** BEGIN SOURCE RECORDS **

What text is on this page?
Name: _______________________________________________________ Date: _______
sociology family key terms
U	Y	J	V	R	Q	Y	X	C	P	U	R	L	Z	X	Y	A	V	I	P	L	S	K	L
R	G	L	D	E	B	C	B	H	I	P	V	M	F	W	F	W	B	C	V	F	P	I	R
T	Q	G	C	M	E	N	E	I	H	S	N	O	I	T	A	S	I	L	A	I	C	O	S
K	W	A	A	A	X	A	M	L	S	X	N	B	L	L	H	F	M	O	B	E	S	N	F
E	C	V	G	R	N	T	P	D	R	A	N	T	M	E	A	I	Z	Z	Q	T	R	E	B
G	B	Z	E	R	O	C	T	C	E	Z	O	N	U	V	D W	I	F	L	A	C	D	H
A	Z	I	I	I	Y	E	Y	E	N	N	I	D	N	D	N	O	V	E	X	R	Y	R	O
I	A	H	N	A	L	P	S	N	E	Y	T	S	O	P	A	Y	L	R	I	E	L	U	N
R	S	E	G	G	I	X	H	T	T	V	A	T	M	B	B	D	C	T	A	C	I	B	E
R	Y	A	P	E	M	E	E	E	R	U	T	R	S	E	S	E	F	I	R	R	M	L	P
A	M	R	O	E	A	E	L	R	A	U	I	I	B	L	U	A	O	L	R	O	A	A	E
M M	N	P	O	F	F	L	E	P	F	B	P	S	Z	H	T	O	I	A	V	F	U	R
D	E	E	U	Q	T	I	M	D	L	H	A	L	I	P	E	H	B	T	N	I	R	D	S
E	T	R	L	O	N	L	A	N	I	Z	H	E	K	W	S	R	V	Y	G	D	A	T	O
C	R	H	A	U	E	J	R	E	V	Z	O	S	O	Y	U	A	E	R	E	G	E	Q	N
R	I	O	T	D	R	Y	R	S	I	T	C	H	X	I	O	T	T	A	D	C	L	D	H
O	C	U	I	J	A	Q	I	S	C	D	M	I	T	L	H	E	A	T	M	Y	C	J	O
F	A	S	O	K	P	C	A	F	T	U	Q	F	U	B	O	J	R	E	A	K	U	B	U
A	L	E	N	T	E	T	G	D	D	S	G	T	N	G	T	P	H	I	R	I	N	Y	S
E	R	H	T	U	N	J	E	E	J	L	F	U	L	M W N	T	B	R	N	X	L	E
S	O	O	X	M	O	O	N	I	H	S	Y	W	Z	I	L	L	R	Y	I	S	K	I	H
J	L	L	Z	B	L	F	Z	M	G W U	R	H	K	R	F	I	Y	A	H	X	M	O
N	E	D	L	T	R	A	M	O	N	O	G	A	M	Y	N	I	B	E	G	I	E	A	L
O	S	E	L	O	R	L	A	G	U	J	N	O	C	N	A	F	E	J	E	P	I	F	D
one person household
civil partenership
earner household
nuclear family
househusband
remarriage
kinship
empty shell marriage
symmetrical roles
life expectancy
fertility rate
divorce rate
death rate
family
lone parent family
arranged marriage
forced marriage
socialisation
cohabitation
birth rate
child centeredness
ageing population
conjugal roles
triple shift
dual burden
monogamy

** END SOURCE RECORDS **
** BEGIN SOURCE RECORDS **

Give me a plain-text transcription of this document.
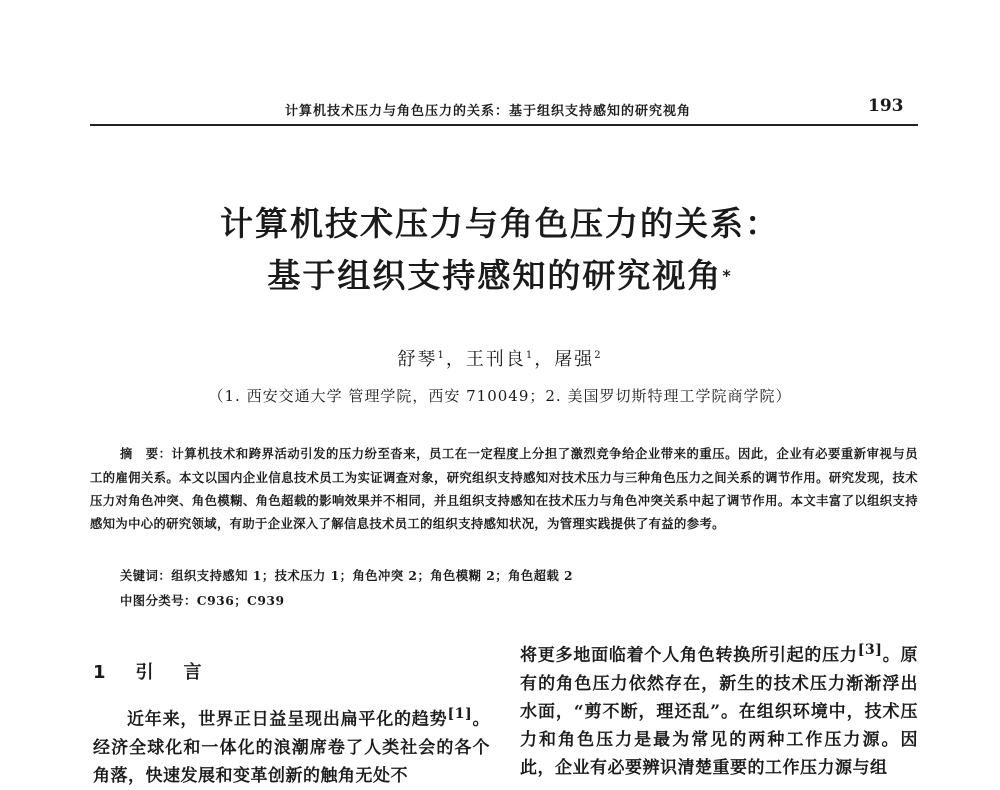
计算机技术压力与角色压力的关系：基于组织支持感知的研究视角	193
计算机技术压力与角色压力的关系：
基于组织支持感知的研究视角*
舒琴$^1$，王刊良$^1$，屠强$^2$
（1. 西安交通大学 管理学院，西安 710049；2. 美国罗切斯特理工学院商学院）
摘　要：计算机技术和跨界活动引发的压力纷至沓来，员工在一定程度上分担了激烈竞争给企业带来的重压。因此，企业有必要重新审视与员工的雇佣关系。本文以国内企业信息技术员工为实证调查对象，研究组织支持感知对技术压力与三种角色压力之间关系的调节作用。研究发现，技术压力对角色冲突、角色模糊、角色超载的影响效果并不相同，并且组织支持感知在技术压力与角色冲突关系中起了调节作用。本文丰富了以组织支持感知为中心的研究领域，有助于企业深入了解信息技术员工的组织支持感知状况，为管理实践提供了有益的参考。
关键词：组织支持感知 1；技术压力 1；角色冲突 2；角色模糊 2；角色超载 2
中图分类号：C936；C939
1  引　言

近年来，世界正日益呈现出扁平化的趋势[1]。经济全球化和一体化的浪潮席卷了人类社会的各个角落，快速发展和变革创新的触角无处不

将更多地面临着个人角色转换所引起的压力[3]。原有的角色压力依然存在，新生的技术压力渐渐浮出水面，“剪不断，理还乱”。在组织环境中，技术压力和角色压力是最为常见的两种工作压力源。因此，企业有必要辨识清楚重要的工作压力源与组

** END SOURCE RECORDS **

» **DIRECTIONS**
Look through the records and gather every line containing "计算机技术压力与角色压力的关系".

» **REPLY TO THE TASK**
计算机技术压力与角色压力的关系：基于组织支持感知的研究视角	193
计算机技术压力与角色压力的关系：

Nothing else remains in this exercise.